(Items from a figure collection)
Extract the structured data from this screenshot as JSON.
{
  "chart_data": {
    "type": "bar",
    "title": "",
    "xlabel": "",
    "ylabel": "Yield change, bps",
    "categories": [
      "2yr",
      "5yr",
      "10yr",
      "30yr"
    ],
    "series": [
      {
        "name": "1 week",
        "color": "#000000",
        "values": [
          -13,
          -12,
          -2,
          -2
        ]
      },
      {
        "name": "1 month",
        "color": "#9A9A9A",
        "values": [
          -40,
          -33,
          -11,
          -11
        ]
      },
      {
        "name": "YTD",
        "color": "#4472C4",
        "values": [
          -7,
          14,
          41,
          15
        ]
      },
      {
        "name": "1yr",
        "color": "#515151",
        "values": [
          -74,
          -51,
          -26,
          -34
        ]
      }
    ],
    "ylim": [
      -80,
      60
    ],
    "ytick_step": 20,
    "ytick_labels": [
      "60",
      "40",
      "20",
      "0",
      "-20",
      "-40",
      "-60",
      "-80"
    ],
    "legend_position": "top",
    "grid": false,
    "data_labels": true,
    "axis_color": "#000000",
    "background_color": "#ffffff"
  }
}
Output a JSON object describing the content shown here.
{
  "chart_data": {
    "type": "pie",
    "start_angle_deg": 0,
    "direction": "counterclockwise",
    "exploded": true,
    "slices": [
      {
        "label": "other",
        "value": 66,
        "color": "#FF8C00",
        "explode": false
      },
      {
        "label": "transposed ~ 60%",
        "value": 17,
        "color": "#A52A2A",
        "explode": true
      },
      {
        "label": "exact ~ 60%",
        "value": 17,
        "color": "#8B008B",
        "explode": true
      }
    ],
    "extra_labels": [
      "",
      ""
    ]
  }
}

SHORT EXERCISE: Please reproduce every line of the material word for word.

PROBLEM SOLUTION:
Extract the structured data from this screenshot as JSON.
{
  "chart_data": {
    "type": "bar",
    "title": "",
    "xlabel": "",
    "ylabel": "Yield change, bps",
    "categories": [
      "2yr",
      "5yr",
      "10yr",
      "30yr"
    ],
    "series": [
      {
        "name": "1 week",
        "color": "#000000",
        "values": [
          -13,
          -12,
          -2,
          -2
        ]
      },
      {
        "name": "1 month",
        "color": "#9A9A9A",
        "values": [
          -40,
          -33,
          -11,
          -11
        ]
      },
      {
        "name": "YTD",
        "color": "#4472C4",
        "values": [
          -7,
          14,
          41,
          15
        ]
      },
      {
        "name": "1yr",
        "color": "#515151",
        "values": [
          -74,
          -51,
          -26,
          -34
        ]
      }
    ],
    "ylim": [
      -80,
      60
    ],
    "ytick_step": 20,
    "ytick_labels": [
      "60",
      "40",
      "20",
      "0",
      "-20",
      "-40",
      "-60",
      "-80"
    ],
    "legend_position": "top",
    "grid": false,
    "data_labels": true,
    "axis_color": "#000000",
    "background_color": "#ffffff"
  }
}
Output a JSON object describing the content shown here.
{
  "chart_data": {
    "type": "pie",
    "start_angle_deg": 0,
    "direction": "counterclockwise",
    "exploded": true,
    "slices": [
      {
        "label": "other",
        "value": 66,
        "color": "#FF8C00",
        "explode": false
      },
      {
        "label": "transposed ~ 60%",
        "value": 17,
        "color": "#A52A2A",
        "explode": true
      },
      {
        "label": "exact ~ 60%",
        "value": 17,
        "color": "#8B008B",
        "explode": true
      }
    ],
    "extra_labels": [
      "",
      ""
    ]
  }
}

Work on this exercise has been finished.